*PAGE:*
(begin)

Monday, 21 March 2011

Sharepoint, Internal Communications and Saying "No"

I went to an excellent workshop session today on Sharepoint presented by Sam Marshall from ClearBox Consulting so would like to share some of the ideas Sam presented and reflect on what I gained from the day.

Analogies first - is your staff intranet a market, a plush shopping mall or a superstore? Do you want highly structured order, or a vibrant range of tools and options? Sam presented his work on The Digital Workplace Maturity Model and made us think through where we already are on the model and where we wanted to be. Of course we all think we want to excel on all four of his dimensions:

  • Communication and information 
  • Community and collaboration
  • Services
  • Structure
...but we don't have the resource to do this, so by working through plotting all the features we want on an Ease-of-implementation vs Value-to-users matrix we can start to identify what is achievable quickly and easily and what requires significantly more investment. We are talking about replacing our aged, current staff intranet, staffcentral, with Sharepoint. So things like prioritising and presenting news are relatively easy, things like blogs from the senior management team are much harder to achieve because of culture change issues.

Sam also played us this short 'Sharepoint in Plain English' YouTube clip, commissioned by Microsoft. It's simplistic (and cringey!) but probably a good start for people who have no idea what you're on about and can't see what's wrong with your current website solution...

For me, as an IT development person, one of the hardest things I find is to say "no" to the staff and students we offer a service to. In technology, subject to resource, the answer is usually "yes - we can build it". But when planning an Intranet and thinking through communications, sometimes the answer has to be no, in order to have a consistent and efficient communication strategy:

Yes, I could build you a shiny site in the content management system of your choice with 57 different social networking options - but No, I'm not going to, because then your content will be on an island separate to everything else we do, nobody will find it and you won't be eligible for central support or have your news propagated to the rest of the University.

(end)

*SHORT PROBLEM 1:* In the Sharepoint post, who presented the workshop session?
*SHORT PROBLEM 2:* Duplicate the passage of the Sharepoint post from "Sam also played" up to and including "current website solution...".
*SHORT PROBLEM 3:* Summarize the Sharepoint post in two sentences.

*AVAILABLE DATA:*

(begin)

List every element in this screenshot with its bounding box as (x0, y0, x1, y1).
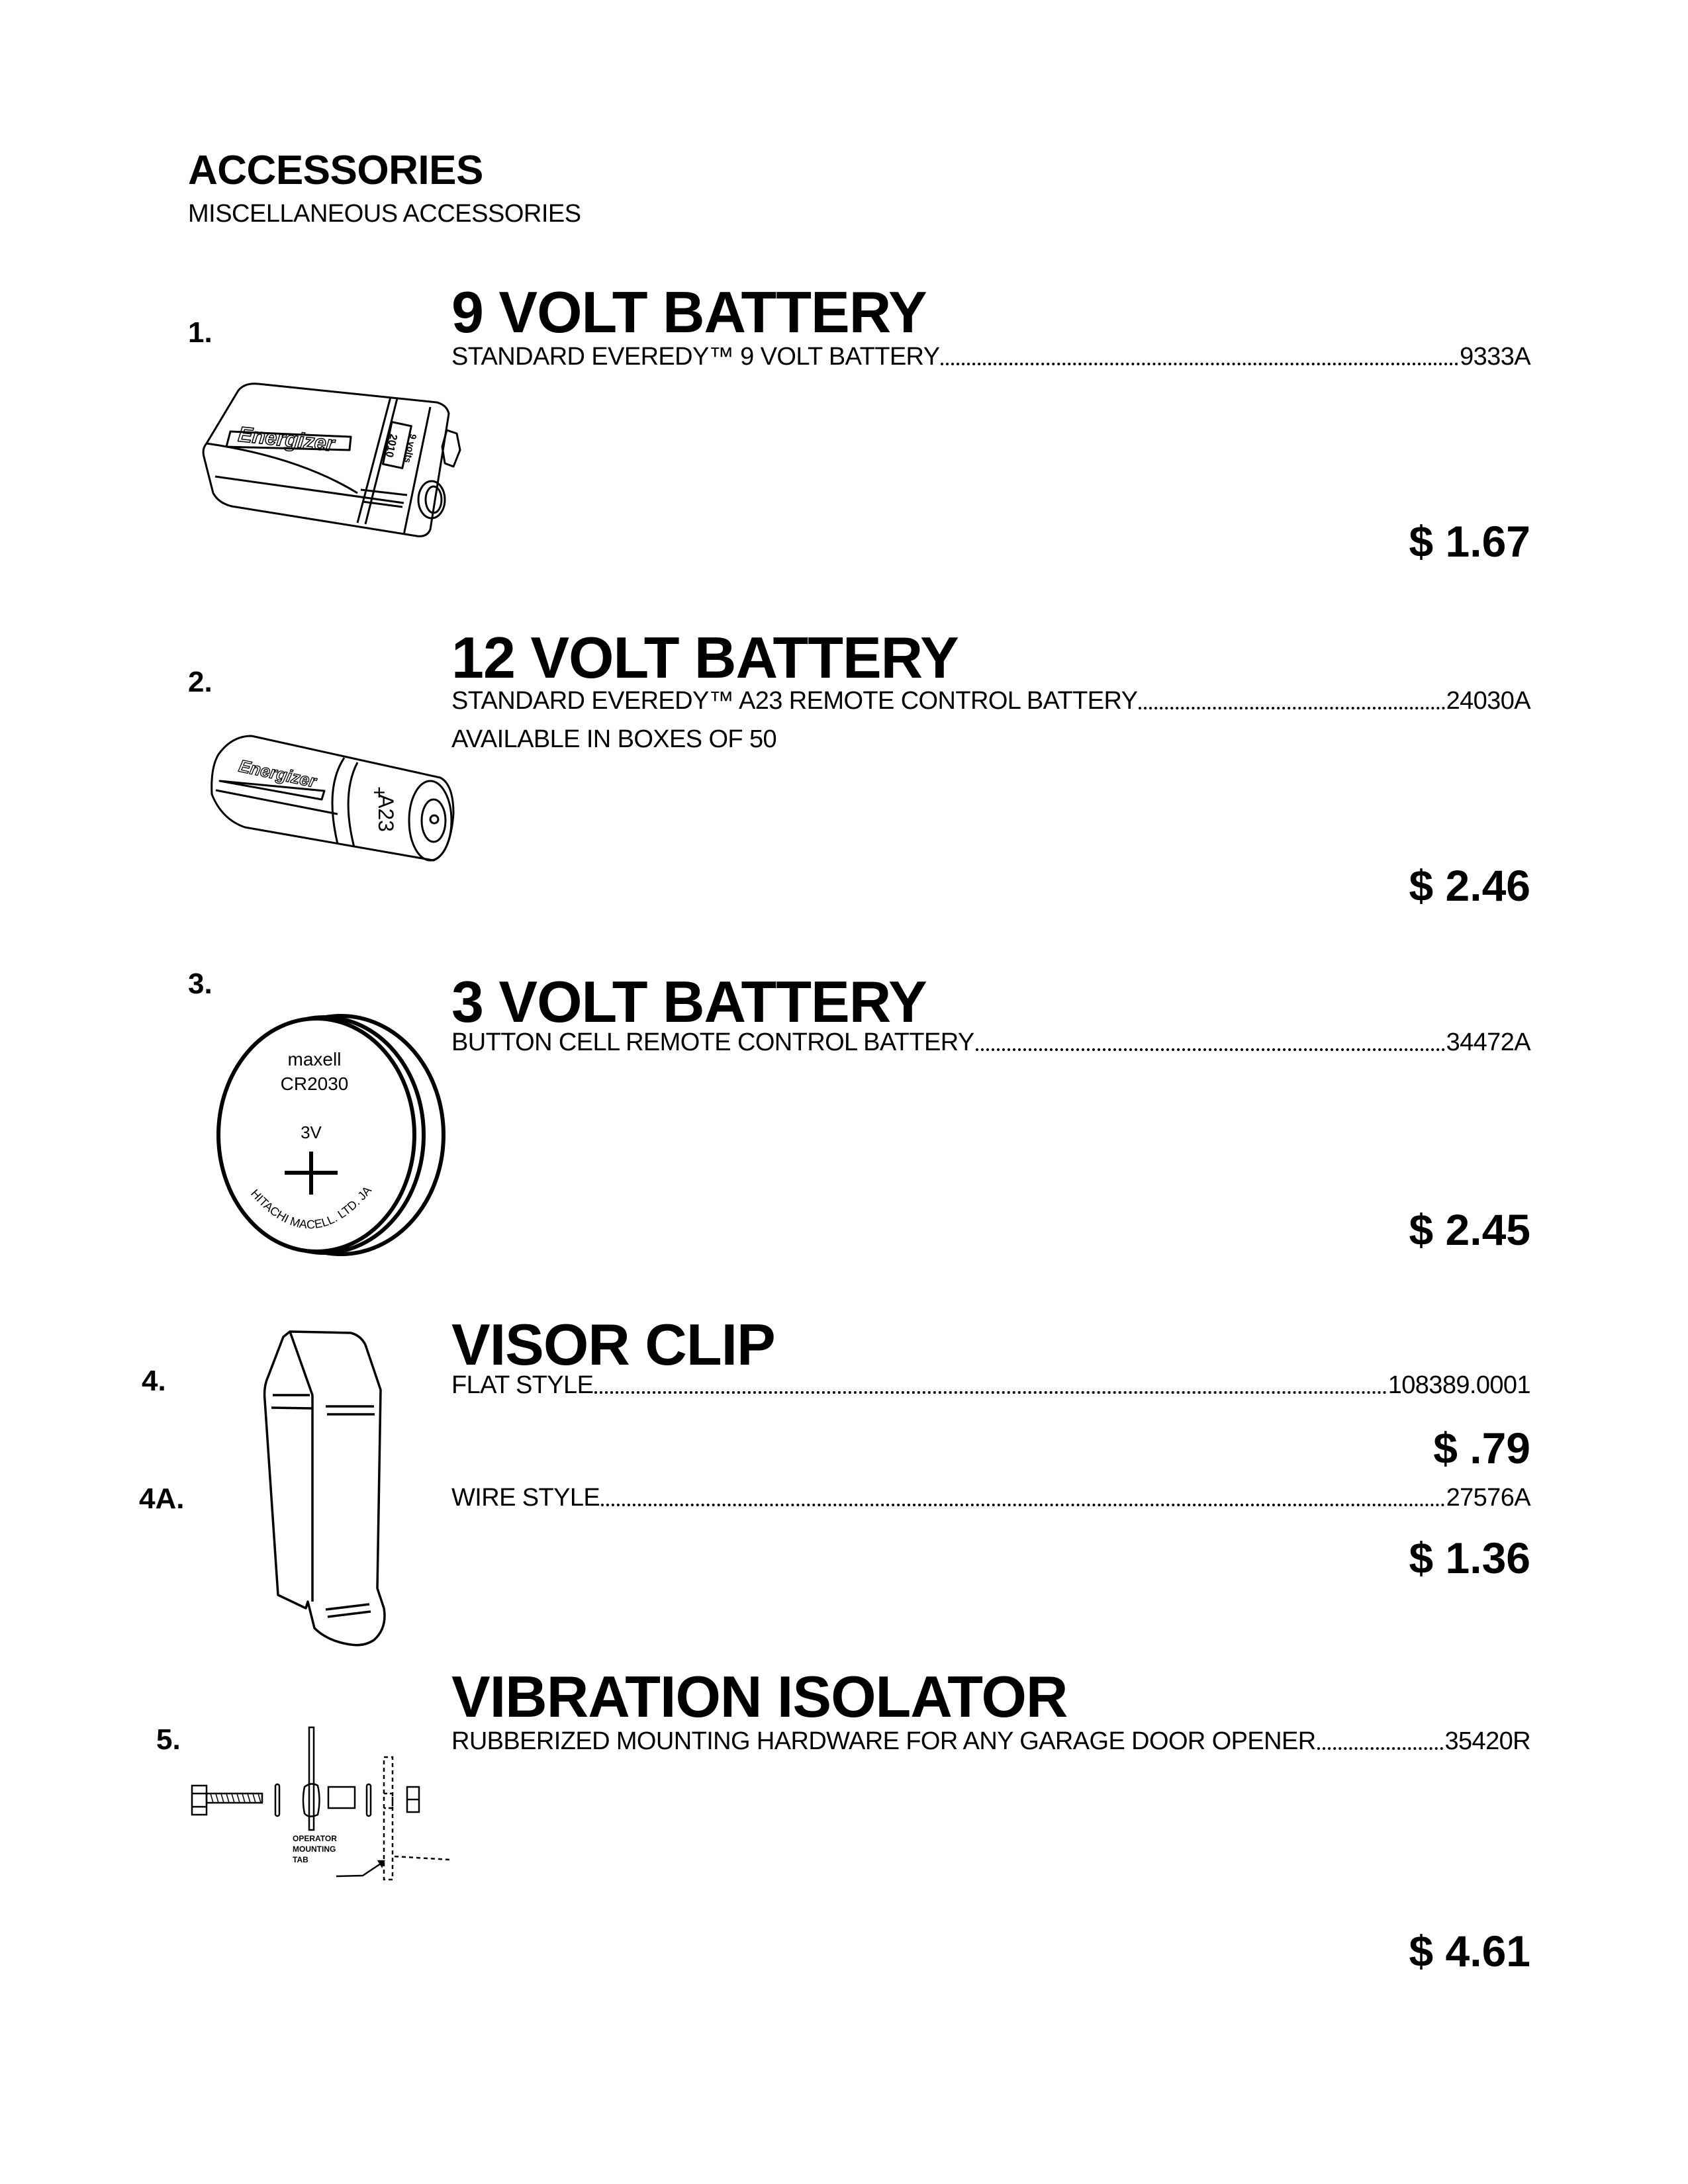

(end)

*FINISHED ANSWER 1:* Sam Marshall from ClearBox Consulting.

*FINISHED ANSWER 2:*
Sam also played us this short 'Sharepoint in Plain English' YouTube clip, commissioned by Microsoft. It's simplistic (and cringey!) but probably a good start for people who have no idea what you're on about and can't see what's wrong with your current website solution...

*FINISHED ANSWER 3:* At a Sharepoint workshop presented by Sam Marshall of ClearBox Consulting, the writer considered the Digital Workplace Maturity Model and an ease-of-implementation versus value-to-users matrix for planning the replacement of the staff intranet, staffcentral, with Sharepoint. The writer also reflects that although technology work usually allows a "yes," intranet planning sometimes requires saying "no" to keep communication consistent and efficient.